▸ Written exercise
Exactly as given, write out the lines from the one containing "What data populates" through the end of the listing, with both ends included and nothing else.

▸ Given data
####

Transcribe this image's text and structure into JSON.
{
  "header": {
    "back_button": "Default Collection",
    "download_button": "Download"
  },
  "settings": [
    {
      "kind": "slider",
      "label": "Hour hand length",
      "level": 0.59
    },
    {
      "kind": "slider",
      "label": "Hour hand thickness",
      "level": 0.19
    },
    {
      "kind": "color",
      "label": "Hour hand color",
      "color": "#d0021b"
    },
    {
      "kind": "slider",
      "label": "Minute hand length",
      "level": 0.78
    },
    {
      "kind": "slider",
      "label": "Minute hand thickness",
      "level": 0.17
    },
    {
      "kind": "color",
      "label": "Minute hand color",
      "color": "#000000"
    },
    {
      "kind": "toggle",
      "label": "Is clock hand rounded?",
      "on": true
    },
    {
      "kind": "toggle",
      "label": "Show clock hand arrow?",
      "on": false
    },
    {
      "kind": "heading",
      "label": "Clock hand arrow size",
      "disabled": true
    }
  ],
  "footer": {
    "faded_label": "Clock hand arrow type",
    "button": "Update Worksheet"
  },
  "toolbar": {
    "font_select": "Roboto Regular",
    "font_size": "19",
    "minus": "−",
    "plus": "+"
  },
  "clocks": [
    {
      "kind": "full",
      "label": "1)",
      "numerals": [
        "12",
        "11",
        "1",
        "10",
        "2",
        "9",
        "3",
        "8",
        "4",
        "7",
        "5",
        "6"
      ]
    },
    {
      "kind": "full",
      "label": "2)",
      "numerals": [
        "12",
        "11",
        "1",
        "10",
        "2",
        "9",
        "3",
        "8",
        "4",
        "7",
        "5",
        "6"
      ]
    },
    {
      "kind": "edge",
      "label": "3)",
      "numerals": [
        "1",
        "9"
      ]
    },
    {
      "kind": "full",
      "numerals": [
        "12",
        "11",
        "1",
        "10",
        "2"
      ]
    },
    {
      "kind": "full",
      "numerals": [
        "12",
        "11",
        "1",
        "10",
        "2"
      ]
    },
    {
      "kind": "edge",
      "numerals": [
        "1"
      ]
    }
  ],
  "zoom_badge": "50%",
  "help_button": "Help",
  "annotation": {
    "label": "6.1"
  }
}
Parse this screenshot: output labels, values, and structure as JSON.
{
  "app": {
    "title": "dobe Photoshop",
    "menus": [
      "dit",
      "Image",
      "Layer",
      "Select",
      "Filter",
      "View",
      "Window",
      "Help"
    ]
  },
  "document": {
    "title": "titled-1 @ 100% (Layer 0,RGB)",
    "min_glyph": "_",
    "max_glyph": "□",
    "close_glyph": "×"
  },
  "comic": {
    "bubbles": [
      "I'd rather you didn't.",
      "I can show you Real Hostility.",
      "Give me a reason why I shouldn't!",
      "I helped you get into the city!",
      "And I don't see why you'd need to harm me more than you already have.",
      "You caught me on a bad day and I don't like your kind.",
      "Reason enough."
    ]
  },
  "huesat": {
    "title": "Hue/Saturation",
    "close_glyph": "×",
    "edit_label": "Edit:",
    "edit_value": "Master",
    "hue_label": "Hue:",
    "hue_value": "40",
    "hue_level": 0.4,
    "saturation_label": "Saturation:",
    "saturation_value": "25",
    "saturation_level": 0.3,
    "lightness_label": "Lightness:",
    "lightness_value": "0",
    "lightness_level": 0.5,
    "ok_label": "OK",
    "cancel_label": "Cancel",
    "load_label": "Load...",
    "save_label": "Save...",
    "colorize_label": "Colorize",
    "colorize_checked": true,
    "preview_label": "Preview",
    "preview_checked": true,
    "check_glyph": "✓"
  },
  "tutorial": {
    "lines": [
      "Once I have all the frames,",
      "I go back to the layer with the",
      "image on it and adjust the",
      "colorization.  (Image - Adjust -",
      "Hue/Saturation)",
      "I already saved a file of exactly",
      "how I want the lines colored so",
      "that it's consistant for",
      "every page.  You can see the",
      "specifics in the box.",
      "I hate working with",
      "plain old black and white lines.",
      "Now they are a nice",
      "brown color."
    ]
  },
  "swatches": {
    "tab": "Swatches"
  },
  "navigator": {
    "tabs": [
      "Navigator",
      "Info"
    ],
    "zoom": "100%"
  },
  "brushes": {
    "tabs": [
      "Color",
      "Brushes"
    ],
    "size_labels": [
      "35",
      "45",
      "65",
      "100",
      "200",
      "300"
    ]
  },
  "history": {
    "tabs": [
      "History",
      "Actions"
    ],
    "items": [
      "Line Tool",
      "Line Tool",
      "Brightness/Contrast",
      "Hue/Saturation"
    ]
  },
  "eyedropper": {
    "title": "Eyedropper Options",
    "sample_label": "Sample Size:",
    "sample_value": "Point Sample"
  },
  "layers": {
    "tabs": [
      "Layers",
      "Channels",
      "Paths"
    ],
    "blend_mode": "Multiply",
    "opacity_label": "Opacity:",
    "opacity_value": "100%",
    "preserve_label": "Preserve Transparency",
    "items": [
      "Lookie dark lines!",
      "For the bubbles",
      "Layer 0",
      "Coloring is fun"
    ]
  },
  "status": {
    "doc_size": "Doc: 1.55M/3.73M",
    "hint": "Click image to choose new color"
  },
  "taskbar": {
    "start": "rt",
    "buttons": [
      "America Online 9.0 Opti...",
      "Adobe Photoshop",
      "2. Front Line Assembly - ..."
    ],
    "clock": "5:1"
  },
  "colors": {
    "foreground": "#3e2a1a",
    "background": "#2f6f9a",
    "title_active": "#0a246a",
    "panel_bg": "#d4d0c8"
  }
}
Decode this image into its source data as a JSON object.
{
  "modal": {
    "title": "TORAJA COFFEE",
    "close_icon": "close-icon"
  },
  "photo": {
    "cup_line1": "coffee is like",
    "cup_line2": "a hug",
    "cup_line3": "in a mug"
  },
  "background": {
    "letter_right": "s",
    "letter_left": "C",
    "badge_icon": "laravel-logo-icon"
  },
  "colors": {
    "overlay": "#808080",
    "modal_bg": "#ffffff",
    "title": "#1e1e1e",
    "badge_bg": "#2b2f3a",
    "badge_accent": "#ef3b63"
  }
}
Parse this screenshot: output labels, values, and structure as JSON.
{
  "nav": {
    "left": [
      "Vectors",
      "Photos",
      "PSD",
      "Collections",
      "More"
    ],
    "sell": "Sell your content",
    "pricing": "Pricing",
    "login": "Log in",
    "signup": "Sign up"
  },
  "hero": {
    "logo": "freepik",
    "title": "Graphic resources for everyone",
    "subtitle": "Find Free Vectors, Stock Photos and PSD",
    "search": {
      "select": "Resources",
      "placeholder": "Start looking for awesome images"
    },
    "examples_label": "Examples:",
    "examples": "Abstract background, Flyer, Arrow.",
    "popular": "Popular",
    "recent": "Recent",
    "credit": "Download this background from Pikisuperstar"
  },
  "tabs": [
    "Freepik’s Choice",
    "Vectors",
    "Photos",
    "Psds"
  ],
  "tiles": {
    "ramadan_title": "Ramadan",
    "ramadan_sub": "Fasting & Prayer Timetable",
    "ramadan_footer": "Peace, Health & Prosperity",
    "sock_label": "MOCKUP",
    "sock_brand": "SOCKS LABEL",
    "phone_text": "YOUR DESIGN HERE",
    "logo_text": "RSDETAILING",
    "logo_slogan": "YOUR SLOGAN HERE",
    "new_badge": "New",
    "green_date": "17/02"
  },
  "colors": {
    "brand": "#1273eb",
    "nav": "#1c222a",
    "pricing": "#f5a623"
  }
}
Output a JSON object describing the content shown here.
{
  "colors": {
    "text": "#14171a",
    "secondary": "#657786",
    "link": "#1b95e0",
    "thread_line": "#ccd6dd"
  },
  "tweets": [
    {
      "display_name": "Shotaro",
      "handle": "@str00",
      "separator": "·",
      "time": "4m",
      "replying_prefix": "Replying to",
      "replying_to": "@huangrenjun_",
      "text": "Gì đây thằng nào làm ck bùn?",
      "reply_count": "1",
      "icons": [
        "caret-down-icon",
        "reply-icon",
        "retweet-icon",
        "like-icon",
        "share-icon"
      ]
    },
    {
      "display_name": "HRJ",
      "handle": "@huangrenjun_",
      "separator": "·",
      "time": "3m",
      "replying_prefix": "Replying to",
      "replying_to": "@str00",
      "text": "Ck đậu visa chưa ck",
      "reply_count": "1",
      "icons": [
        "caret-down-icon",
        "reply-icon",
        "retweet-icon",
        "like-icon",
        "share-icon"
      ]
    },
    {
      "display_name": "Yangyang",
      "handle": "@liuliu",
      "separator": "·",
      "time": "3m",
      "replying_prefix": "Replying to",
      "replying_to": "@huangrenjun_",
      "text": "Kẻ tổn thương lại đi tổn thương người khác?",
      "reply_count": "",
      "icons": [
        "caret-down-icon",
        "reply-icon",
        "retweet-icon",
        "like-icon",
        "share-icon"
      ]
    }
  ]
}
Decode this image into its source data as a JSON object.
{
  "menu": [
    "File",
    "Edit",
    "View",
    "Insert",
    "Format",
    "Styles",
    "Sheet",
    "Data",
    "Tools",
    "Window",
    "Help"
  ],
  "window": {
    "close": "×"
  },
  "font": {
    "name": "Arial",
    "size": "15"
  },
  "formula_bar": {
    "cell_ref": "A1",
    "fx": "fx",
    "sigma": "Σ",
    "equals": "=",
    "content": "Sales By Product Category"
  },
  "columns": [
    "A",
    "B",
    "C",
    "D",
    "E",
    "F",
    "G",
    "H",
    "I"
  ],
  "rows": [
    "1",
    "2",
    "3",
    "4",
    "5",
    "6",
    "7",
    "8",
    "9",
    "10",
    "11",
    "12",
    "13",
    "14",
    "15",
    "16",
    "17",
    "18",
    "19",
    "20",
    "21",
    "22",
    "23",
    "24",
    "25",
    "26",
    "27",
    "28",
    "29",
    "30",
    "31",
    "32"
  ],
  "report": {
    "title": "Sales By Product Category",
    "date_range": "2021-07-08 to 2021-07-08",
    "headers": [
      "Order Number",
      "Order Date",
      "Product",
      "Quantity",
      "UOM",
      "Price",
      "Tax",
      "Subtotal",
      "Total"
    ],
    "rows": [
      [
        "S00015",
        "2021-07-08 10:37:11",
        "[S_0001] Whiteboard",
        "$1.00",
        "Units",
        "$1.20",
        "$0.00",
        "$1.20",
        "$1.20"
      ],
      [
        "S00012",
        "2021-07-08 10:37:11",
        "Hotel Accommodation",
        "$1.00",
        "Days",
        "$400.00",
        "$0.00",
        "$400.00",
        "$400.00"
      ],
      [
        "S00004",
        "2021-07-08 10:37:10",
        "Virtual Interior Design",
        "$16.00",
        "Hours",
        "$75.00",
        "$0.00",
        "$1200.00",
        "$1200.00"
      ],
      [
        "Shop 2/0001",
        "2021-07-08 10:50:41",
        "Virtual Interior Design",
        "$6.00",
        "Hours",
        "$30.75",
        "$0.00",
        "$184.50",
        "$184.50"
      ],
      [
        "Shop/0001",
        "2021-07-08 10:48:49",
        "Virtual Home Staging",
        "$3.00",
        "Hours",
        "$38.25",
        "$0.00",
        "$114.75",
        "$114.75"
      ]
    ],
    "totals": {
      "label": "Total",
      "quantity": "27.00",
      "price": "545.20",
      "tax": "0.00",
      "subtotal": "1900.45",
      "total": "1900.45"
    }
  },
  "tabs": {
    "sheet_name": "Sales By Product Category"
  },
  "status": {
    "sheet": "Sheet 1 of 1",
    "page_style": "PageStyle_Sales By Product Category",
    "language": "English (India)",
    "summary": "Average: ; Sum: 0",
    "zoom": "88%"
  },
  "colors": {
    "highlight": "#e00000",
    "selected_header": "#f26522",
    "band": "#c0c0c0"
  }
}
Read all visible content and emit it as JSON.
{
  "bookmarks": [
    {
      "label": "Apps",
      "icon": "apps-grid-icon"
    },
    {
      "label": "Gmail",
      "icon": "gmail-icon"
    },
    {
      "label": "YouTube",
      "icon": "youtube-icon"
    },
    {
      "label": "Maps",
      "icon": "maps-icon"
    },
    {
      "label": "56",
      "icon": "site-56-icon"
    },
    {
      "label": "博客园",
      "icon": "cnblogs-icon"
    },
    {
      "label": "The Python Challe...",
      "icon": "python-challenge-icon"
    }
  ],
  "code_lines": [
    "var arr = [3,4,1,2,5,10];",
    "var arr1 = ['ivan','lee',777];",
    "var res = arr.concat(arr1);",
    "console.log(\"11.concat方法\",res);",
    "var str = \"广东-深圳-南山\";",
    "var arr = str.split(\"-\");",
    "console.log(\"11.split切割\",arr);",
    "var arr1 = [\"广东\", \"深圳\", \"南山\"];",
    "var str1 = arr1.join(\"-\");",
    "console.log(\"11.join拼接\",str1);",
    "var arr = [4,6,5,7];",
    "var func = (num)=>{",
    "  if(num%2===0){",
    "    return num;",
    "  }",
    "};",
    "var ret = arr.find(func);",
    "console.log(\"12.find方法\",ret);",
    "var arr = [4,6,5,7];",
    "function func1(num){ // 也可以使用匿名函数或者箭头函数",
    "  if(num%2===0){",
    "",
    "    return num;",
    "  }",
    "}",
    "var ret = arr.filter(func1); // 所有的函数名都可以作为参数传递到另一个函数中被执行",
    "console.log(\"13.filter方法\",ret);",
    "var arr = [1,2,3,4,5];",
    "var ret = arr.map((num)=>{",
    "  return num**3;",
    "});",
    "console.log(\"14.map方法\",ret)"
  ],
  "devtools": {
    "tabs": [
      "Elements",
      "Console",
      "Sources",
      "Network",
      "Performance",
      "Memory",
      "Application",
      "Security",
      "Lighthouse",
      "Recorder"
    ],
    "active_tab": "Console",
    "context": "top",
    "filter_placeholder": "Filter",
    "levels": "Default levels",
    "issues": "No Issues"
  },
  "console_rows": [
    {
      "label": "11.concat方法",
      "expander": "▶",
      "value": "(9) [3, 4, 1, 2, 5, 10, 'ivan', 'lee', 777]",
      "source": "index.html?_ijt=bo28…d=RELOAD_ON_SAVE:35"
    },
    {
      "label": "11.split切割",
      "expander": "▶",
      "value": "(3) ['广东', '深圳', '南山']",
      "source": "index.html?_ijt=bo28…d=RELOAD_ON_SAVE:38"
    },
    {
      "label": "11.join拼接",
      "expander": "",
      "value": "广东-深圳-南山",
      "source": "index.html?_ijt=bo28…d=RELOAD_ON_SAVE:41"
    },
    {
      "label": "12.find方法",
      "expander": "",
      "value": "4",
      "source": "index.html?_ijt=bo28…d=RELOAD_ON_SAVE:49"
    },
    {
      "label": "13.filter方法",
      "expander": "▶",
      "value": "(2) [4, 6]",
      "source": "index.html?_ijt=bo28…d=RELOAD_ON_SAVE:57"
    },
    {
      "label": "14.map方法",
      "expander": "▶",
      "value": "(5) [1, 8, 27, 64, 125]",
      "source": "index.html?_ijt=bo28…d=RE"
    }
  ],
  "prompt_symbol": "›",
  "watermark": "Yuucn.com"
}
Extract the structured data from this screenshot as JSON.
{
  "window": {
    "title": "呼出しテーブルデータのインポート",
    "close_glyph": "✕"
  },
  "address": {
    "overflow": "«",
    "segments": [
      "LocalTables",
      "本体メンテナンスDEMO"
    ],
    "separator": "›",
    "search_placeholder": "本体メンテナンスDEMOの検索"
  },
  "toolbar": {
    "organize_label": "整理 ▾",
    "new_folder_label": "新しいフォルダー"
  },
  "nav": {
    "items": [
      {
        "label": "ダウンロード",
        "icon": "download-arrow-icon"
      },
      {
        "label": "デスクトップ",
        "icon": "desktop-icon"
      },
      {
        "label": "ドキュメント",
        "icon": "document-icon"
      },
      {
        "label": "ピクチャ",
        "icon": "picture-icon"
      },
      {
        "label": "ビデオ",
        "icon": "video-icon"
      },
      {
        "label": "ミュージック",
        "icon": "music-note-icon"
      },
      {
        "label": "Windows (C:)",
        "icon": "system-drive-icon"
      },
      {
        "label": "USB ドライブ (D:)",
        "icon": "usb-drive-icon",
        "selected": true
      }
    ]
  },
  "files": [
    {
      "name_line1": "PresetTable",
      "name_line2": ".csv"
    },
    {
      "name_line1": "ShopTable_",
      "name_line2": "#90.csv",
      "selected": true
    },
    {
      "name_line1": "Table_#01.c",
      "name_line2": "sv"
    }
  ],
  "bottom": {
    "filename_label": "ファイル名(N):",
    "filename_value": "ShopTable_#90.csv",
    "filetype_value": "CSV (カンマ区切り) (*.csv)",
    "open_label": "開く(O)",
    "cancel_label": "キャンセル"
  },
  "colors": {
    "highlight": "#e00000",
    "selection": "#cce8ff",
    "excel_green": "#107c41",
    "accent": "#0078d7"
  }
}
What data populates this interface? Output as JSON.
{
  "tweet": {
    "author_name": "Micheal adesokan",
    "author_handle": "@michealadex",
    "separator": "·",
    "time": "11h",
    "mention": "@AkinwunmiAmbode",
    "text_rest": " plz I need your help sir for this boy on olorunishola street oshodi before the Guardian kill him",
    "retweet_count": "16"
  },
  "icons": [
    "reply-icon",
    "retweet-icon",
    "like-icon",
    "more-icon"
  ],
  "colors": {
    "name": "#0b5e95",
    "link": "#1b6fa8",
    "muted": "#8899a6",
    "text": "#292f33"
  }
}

####

▸ Exercise answer
What data populates this interface? Output as JSON.
{
  "tweet": {
    "author_name": "Micheal adesokan",
    "author_handle": "@michealadex",
    "separator": "·",
    "time": "11h",
    "mention": "@AkinwunmiAmbode",
    "text_rest": " plz I need your help sir for this boy on olorunishola street oshodi before the Guardian kill him",
    "retweet_count": "16"
  },
  "icons": [
    "reply-icon",
    "retweet-icon",
    "like-icon",
    "more-icon"
  ],
  "colors": {
    "name": "#0b5e95",
    "link": "#1b6fa8",
    "muted": "#8899a6",
    "text": "#292f33"
  }
}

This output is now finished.